[START OF DATA FOR THE TASK]

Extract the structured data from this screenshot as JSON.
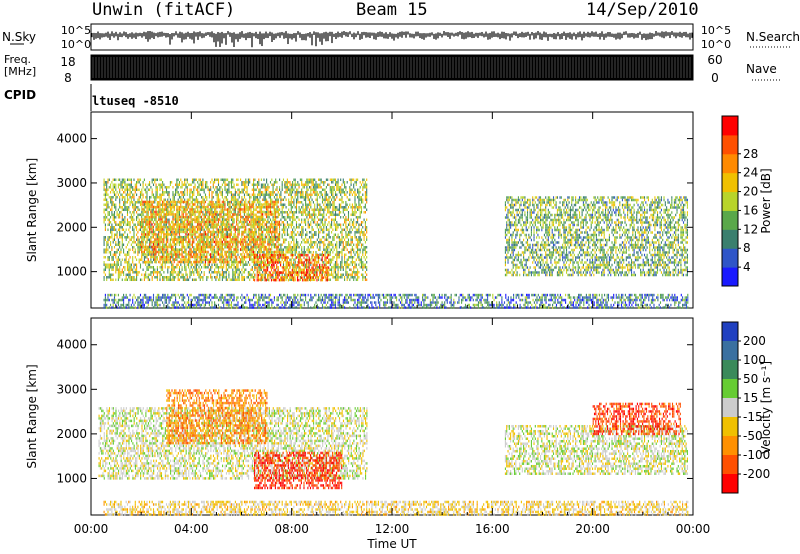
{
  "header": {
    "station": "Unwin (fitACF)",
    "beam": "Beam 15",
    "date": "14/Sep/2010"
  },
  "aux": {
    "nsky_label": "N.Sky",
    "nsearch_label": "N.Search",
    "freq_label_1": "Freq.",
    "freq_label_2": "[MHz]",
    "nave_label": "Nave",
    "cpid_label": "CPID",
    "cpid_value": "ltuseq -8510",
    "noise_ticks": [
      "10^5",
      "10^0"
    ],
    "freq_ticks": [
      "18",
      "8"
    ],
    "nave_ticks": [
      "60",
      "0"
    ]
  },
  "axes": {
    "x_ticks": [
      "00:00",
      "04:00",
      "08:00",
      "12:00",
      "16:00",
      "20:00",
      "00:00"
    ],
    "x_label": "Time UT",
    "y_label": "Slant Range [km]",
    "y_ticks": [
      "1000",
      "2000",
      "3000",
      "4000"
    ]
  },
  "colorbars": {
    "power": {
      "label": "Power [dB]",
      "ticks": [
        "4",
        "8",
        "12",
        "16",
        "20",
        "24",
        "28"
      ],
      "colors": [
        "#1a1aff",
        "#2f55c8",
        "#3a7f6e",
        "#5aa84a",
        "#b8d42a",
        "#f0c000",
        "#ff8a00",
        "#ff5000",
        "#ff0000"
      ]
    },
    "velocity": {
      "label": "Velocity [m s⁻¹]",
      "ticks": [
        "200",
        "100",
        "50",
        "15",
        "-15",
        "-50",
        "-100",
        "-200"
      ],
      "colors": [
        "#2040c0",
        "#3a70a0",
        "#3a8a5a",
        "#66cc33",
        "#cccccc",
        "#f0c000",
        "#ff9000",
        "#ff5000",
        "#ff0000"
      ]
    }
  },
  "chart_data": [
    {
      "type": "heatmap",
      "title": "Power",
      "xlabel": "Time UT",
      "ylabel": "Slant Range [km]",
      "xlim": [
        0,
        24
      ],
      "ylim": [
        180,
        4600
      ],
      "colorbar": "Power [dB]",
      "clim": [
        0,
        30
      ],
      "regions": [
        {
          "x": [
            0.5,
            11.0
          ],
          "y": [
            800,
            3100
          ],
          "value": 14
        },
        {
          "x": [
            2.0,
            7.5
          ],
          "y": [
            1200,
            2600
          ],
          "value": 20
        },
        {
          "x": [
            6.5,
            9.5
          ],
          "y": [
            800,
            1400
          ],
          "value": 24
        },
        {
          "x": [
            16.5,
            23.8
          ],
          "y": [
            900,
            2700
          ],
          "value": 12
        },
        {
          "x": [
            0.5,
            23.8
          ],
          "y": [
            200,
            500
          ],
          "value": 8
        }
      ]
    },
    {
      "type": "heatmap",
      "title": "Velocity",
      "xlabel": "Time UT",
      "ylabel": "Slant Range [km]",
      "xlim": [
        0,
        24
      ],
      "ylim": [
        180,
        4600
      ],
      "colorbar": "Velocity [m s⁻¹]",
      "clim": [
        -250,
        250
      ],
      "regions": [
        {
          "x": [
            0.3,
            11.0
          ],
          "y": [
            1000,
            2600
          ],
          "value": 0
        },
        {
          "x": [
            3.0,
            7.0
          ],
          "y": [
            1800,
            3000
          ],
          "value": -120
        },
        {
          "x": [
            6.5,
            10.0
          ],
          "y": [
            800,
            1600
          ],
          "value": -200
        },
        {
          "x": [
            16.5,
            23.8
          ],
          "y": [
            1100,
            2200
          ],
          "value": 0
        },
        {
          "x": [
            20.0,
            23.5
          ],
          "y": [
            2000,
            2700
          ],
          "value": -180
        },
        {
          "x": [
            0.5,
            23.8
          ],
          "y": [
            200,
            500
          ],
          "value": -40
        }
      ]
    }
  ]
}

[END OF DATA FOR THE TASK]

▸ WHAT TO PRODUCE: Leave out the pictures and print each record exactly as it stands.

▸ FULL SOLUTION:
Extract the structured data from this screenshot as JSON.
{
  "header": {
    "station": "Unwin (fitACF)",
    "beam": "Beam 15",
    "date": "14/Sep/2010"
  },
  "aux": {
    "nsky_label": "N.Sky",
    "nsearch_label": "N.Search",
    "freq_label_1": "Freq.",
    "freq_label_2": "[MHz]",
    "nave_label": "Nave",
    "cpid_label": "CPID",
    "cpid_value": "ltuseq -8510",
    "noise_ticks": [
      "10^5",
      "10^0"
    ],
    "freq_ticks": [
      "18",
      "8"
    ],
    "nave_ticks": [
      "60",
      "0"
    ]
  },
  "axes": {
    "x_ticks": [
      "00:00",
      "04:00",
      "08:00",
      "12:00",
      "16:00",
      "20:00",
      "00:00"
    ],
    "x_label": "Time UT",
    "y_label": "Slant Range [km]",
    "y_ticks": [
      "1000",
      "2000",
      "3000",
      "4000"
    ]
  },
  "colorbars": {
    "power": {
      "label": "Power [dB]",
      "ticks": [
        "4",
        "8",
        "12",
        "16",
        "20",
        "24",
        "28"
      ],
      "colors": [
        "#1a1aff",
        "#2f55c8",
        "#3a7f6e",
        "#5aa84a",
        "#b8d42a",
        "#f0c000",
        "#ff8a00",
        "#ff5000",
        "#ff0000"
      ]
    },
    "velocity": {
      "label": "Velocity [m s⁻¹]",
      "ticks": [
        "200",
        "100",
        "50",
        "15",
        "-15",
        "-50",
        "-100",
        "-200"
      ],
      "colors": [
        "#2040c0",
        "#3a70a0",
        "#3a8a5a",
        "#66cc33",
        "#cccccc",
        "#f0c000",
        "#ff9000",
        "#ff5000",
        "#ff0000"
      ]
    }
  },
  "chart_data": [
    {
      "type": "heatmap",
      "title": "Power",
      "xlabel": "Time UT",
      "ylabel": "Slant Range [km]",
      "xlim": [
        0,
        24
      ],
      "ylim": [
        180,
        4600
      ],
      "colorbar": "Power [dB]",
      "clim": [
        0,
        30
      ],
      "regions": [
        {
          "x": [
            0.5,
            11.0
          ],
          "y": [
            800,
            3100
          ],
          "value": 14
        },
        {
          "x": [
            2.0,
            7.5
          ],
          "y": [
            1200,
            2600
          ],
          "value": 20
        },
        {
          "x": [
            6.5,
            9.5
          ],
          "y": [
            800,
            1400
          ],
          "value": 24
        },
        {
          "x": [
            16.5,
            23.8
          ],
          "y": [
            900,
            2700
          ],
          "value": 12
        },
        {
          "x": [
            0.5,
            23.8
          ],
          "y": [
            200,
            500
          ],
          "value": 8
        }
      ]
    },
    {
      "type": "heatmap",
      "title": "Velocity",
      "xlabel": "Time UT",
      "ylabel": "Slant Range [km]",
      "xlim": [
        0,
        24
      ],
      "ylim": [
        180,
        4600
      ],
      "colorbar": "Velocity [m s⁻¹]",
      "clim": [
        -250,
        250
      ],
      "regions": [
        {
          "x": [
            0.3,
            11.0
          ],
          "y": [
            1000,
            2600
          ],
          "value": 0
        },
        {
          "x": [
            3.0,
            7.0
          ],
          "y": [
            1800,
            3000
          ],
          "value": -120
        },
        {
          "x": [
            6.5,
            10.0
          ],
          "y": [
            800,
            1600
          ],
          "value": -200
        },
        {
          "x": [
            16.5,
            23.8
          ],
          "y": [
            1100,
            2200
          ],
          "value": 0
        },
        {
          "x": [
            20.0,
            23.5
          ],
          "y": [
            2000,
            2700
          ],
          "value": -180
        },
        {
          "x": [
            0.5,
            23.8
          ],
          "y": [
            200,
            500
          ],
          "value": -40
        }
      ]
    }
  ]
}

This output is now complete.